Task to carry out: Using the listing below, retype only the lines from the line with "Output the text content of this document." through the end, both ends included, and exclude the pictures.

>> begin

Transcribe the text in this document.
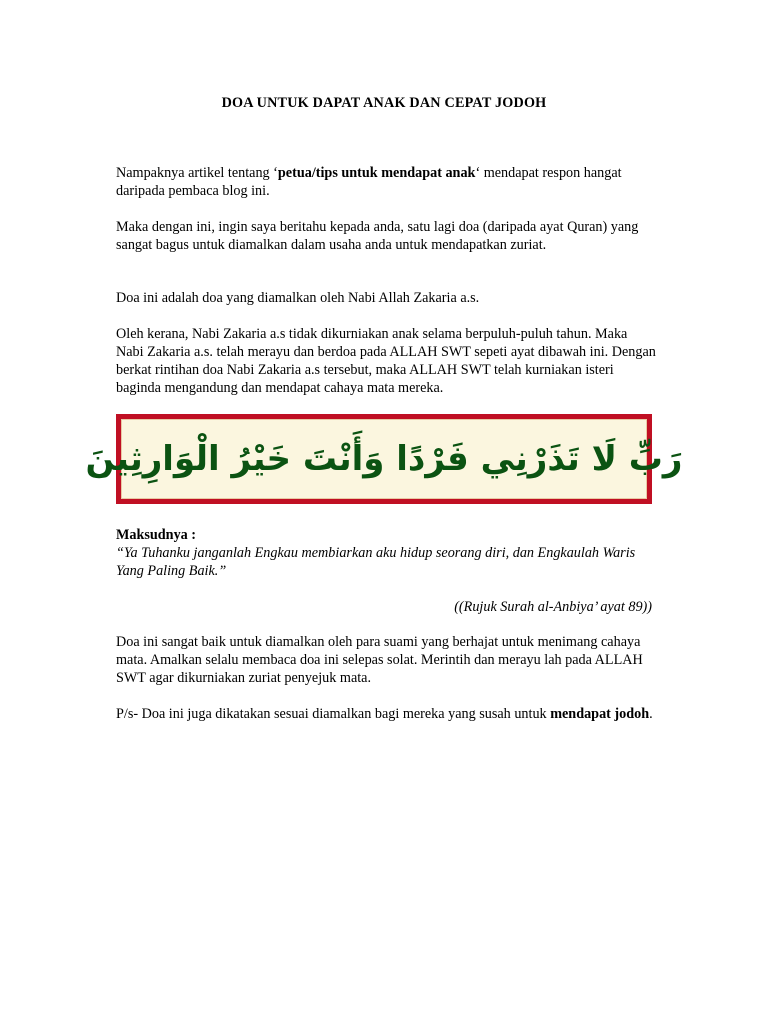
DOA UNTUK DAPAT ANAK DAN CEPAT JODOH

Nampaknya artikel tentang ‘petua/tips untuk mendapat anak‘ mendapat respon hangat daripada pembaca blog ini.

Maka dengan ini, ingin saya beritahu kepada anda, satu lagi doa (daripada ayat Quran) yang sangat bagus untuk diamalkan dalam usaha anda untuk mendapatkan zuriat.

Doa ini adalah doa yang diamalkan oleh Nabi Allah Zakaria a.s.

Oleh kerana, Nabi Zakaria a.s tidak dikurniakan anak selama berpuluh-puluh tahun. Maka Nabi Zakaria a.s. telah merayu dan berdoa pada ALLAH SWT sepeti ayat dibawah ini. Dengan berkat rintihan doa Nabi Zakaria a.s tersebut, maka ALLAH SWT telah kurniakan isteri baginda mengandung dan mendapat cahaya mata mereka.

رَبِّ لَا تَذَرْنِي فَرْدًا وَأَنْتَ خَيْرُ الْوَارِثِينَ
Maksudnya :
“Ya Tuhanku janganlah Engkau membiarkan aku hidup seorang diri, dan Engkaulah Waris Yang Paling Baik.”
((Rujuk Surah al-Anbiya’ ayat 89))

Doa ini sangat baik untuk diamalkan oleh para suami yang berhajat untuk menimang cahaya mata. Amalkan selalu membaca doa ini selepas solat. Merintih dan merayu lah pada ALLAH SWT agar dikurniakan zuriat penyejuk mata.

P/s- Doa ini juga dikatakan sesuai diamalkan bagi mereka yang susah untuk mendapat jodoh.
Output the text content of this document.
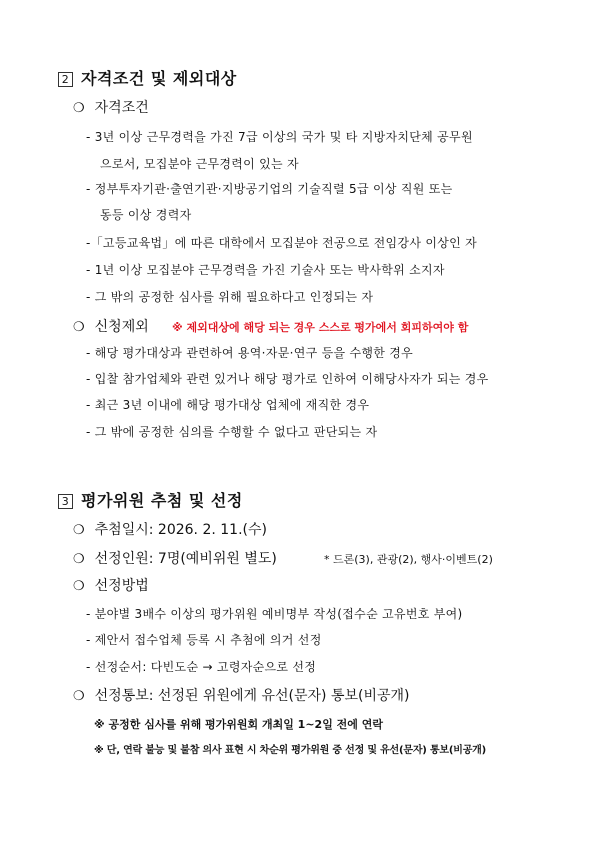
2 자격조건 및 제외대상
❍ 자격조건
- 3년 이상 근무경력을 가진 7급 이상의 국가 및 타 지방자치단체 공무원
으로서, 모집분야 근무경력이 있는 자
- 정부투자기관·출연기관·지방공기업의 기술직렬 5급 이상 직원 또는
동등 이상 경력자
-「고등교육법」에 따른 대학에서 모집분야 전공으로 전임강사 이상인 자
- 1년 이상 모집분야 근무경력을 가진 기술사 또는 박사학위 소지자
- 그 밖의 공정한 심사를 위해 필요하다고 인정되는 자
❍ 신청제외 ※ 제외대상에 해당 되는 경우 스스로 평가에서 회피하여야 함
- 해당 평가대상과 관련하여 용역·자문·연구 등을 수행한 경우
- 입찰 참가업체와 관련 있거나 해당 평가로 인하여 이해당사자가 되는 경우
- 최근 3년 이내에 해당 평가대상 업체에 재직한 경우
- 그 밖에 공정한 심의를 수행할 수 없다고 판단되는 자
3 평가위원 추첨 및 선정
❍ 추첨일시: 2026. 2. 11.(수)
❍ 선정인원: 7명(예비위원 별도)	* 드론(3), 관광(2), 행사·이벤트(2)
❍ 선정방법
- 분야별 3배수 이상의 평가위원 예비명부 작성(접수순 고유번호 부여)
- 제안서 접수업체 등록 시 추첨에 의거 선정
- 선정순서: 다빈도순 → 고령자순으로 선정
❍ 선정통보: 선정된 위원에게 유선(문자) 통보(비공개)
※ 공정한 심사를 위해 평가위원회 개최일 1~2일 전에 연락
※ 단, 연락 불능 및 불참 의사 표현 시 차순위 평가위원 중 선정 및 유선(문자) 통보(비공개)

>> end

Correct output:
Output the text content of this document.
2 자격조건 및 제외대상
❍ 자격조건
- 3년 이상 근무경력을 가진 7급 이상의 국가 및 타 지방자치단체 공무원
으로서, 모집분야 근무경력이 있는 자
- 정부투자기관·출연기관·지방공기업의 기술직렬 5급 이상 직원 또는
동등 이상 경력자
-「고등교육법」에 따른 대학에서 모집분야 전공으로 전임강사 이상인 자
- 1년 이상 모집분야 근무경력을 가진 기술사 또는 박사학위 소지자
- 그 밖의 공정한 심사를 위해 필요하다고 인정되는 자
❍ 신청제외 ※ 제외대상에 해당 되는 경우 스스로 평가에서 회피하여야 함
- 해당 평가대상과 관련하여 용역·자문·연구 등을 수행한 경우
- 입찰 참가업체와 관련 있거나 해당 평가로 인하여 이해당사자가 되는 경우
- 최근 3년 이내에 해당 평가대상 업체에 재직한 경우
- 그 밖에 공정한 심의를 수행할 수 없다고 판단되는 자
3 평가위원 추첨 및 선정
❍ 추첨일시: 2026. 2. 11.(수)
❍ 선정인원: 7명(예비위원 별도)	* 드론(3), 관광(2), 행사·이벤트(2)
❍ 선정방법
- 분야별 3배수 이상의 평가위원 예비명부 작성(접수순 고유번호 부여)
- 제안서 접수업체 등록 시 추첨에 의거 선정
- 선정순서: 다빈도순 → 고령자순으로 선정
❍ 선정통보: 선정된 위원에게 유선(문자) 통보(비공개)
※ 공정한 심사를 위해 평가위원회 개최일 1~2일 전에 연락
※ 단, 연락 불능 및 불참 의사 표현 시 차순위 평가위원 중 선정 및 유선(문자) 통보(비공개)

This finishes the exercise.